→ **THE REQUEST**
In the entries below, count every line containing "going". Reply with the number alone.

→ **DATA PROVIDED**
──────────

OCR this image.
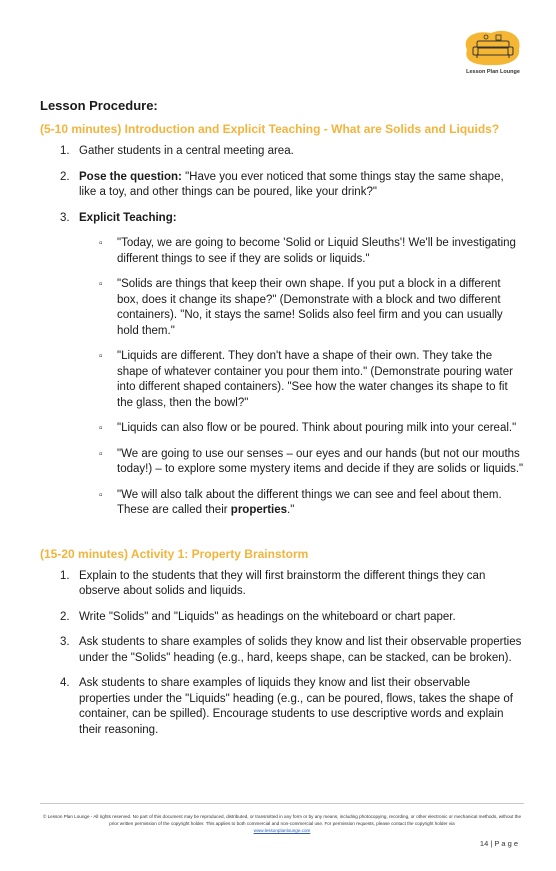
Lesson Plan Lounge
Lesson Procedure:
(5-10 minutes) Introduction and Explicit Teaching - What are Solids and Liquids?
1. Gather students in a central meeting area.
2. Pose the question: "Have you ever noticed that some things stay the same shape, like a toy, and other things can be poured, like your drink?"
3. Explicit Teaching:
▫ "Today, we are going to become 'Solid or Liquid Sleuths'! We'll be investigating different things to see if they are solids or liquids."
▫ "Solids are things that keep their own shape. If you put a block in a different box, does it change its shape?" (Demonstrate with a block and two different containers). "No, it stays the same! Solids also feel firm and you can usually hold them."
▫ "Liquids are different. They don't have a shape of their own. They take the shape of whatever container you pour them into." (Demonstrate pouring water into different shaped containers). "See how the water changes its shape to fit the glass, then the bowl?"
▫ "Liquids can also flow or be poured. Think about pouring milk into your cereal."
▫ "We are going to use our senses – our eyes and our hands (but not our mouths today!) – to explore some mystery items and decide if they are solids or liquids."
▫ "We will also talk about the different things we can see and feel about them. These are called their properties."
(15-20 minutes) Activity 1: Property Brainstorm
1. Explain to the students that they will first brainstorm the different things they can observe about solids and liquids.
2. Write "Solids" and "Liquids" as headings on the whiteboard or chart paper.
3. Ask students to share examples of solids they know and list their observable properties under the "Solids" heading (e.g., hard, keeps shape, can be stacked, can be broken).
4. Ask students to share examples of liquids they know and list their observable properties under the "Liquids" heading (e.g., can be poured, flows, takes the shape of container, can be spilled). Encourage students to use descriptive words and explain their reasoning.
© Lesson Plan Lounge - All rights reserved. No part of this document may be reproduced, distributed, or transmitted in any form or by any means, including photocopying, recording, or other electronic or mechanical methods, without the prior written permission of the copyright holder. This applies to both commercial and non-commercial use. For permission requests, please contact the copyright holder via
www.lessonplanlounge.com
14 | P a g e
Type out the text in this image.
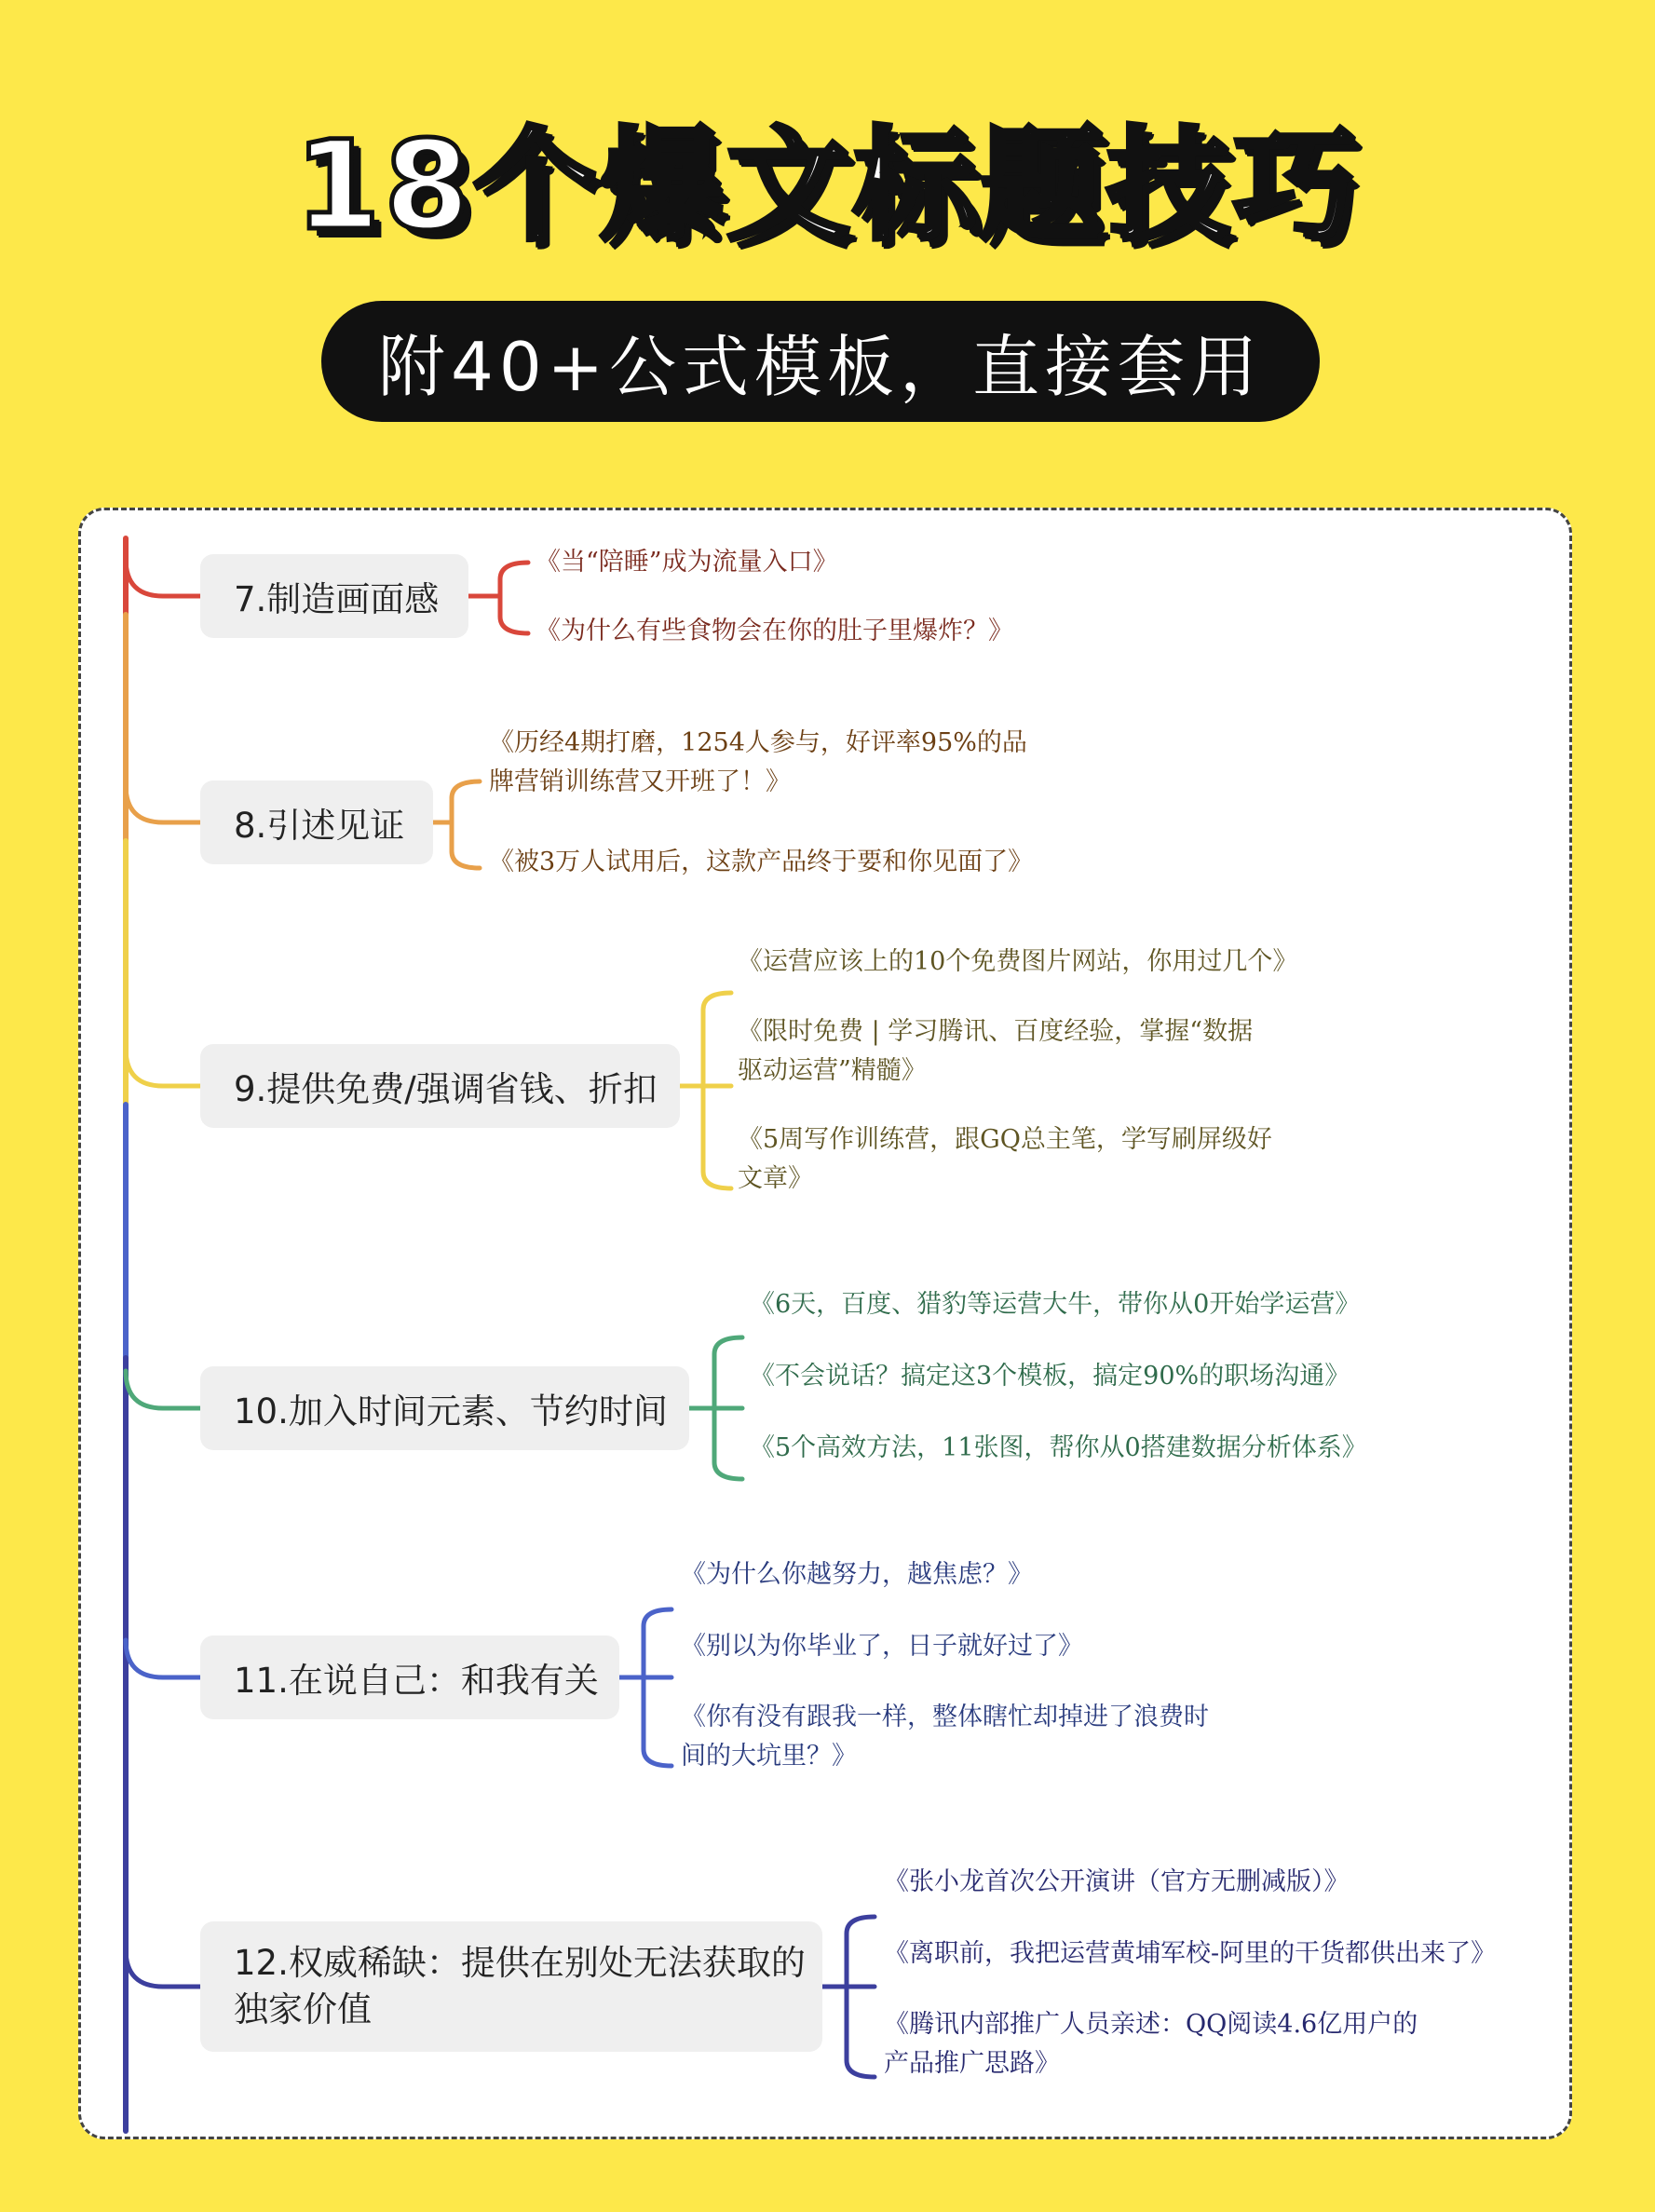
18个爆文标题技巧
附40+公式模板，直接套用
7.制造画面感
《当“陪睡”成为流量入口》
《为什么有些食物会在你的肚子里爆炸？》
8.引述见证
《历经4期打磨，1254人参与，好评率95%的品
牌营销训练营又开班了！》
《被3万人试用后，这款产品终于要和你见面了》
9.提供免费/强调省钱、折扣
《运营应该上的10个免费图片网站，你用过几个》
《限时免费 | 学习腾讯、百度经验，掌握“数据
驱动运营”精髓》
《5周写作训练营，跟GQ总主笔，学写刷屏级好
文章》
10.加入时间元素、节约时间
《6天，百度、猎豹等运营大牛，带你从0开始学运营》
《不会说话？搞定这3个模板，搞定90%的职场沟通》
《5个高效方法，11张图，帮你从0搭建数据分析体系》
11.在说自己：和我有关
《为什么你越努力，越焦虑？》
《别以为你毕业了，日子就好过了》
《你有没有跟我一样，整体瞎忙却掉进了浪费时
间的大坑里？》
12.权威稀缺：提供在别处无法获取的
独家价值
《张小龙首次公开演讲（官方无删减版）》
《离职前，我把运营黄埔军校-阿里的干货都供出来了》
《腾讯内部推广人员亲述：QQ阅读4.6亿用户的
产品推广思路》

──────────

→ **THE RESPONSE**
2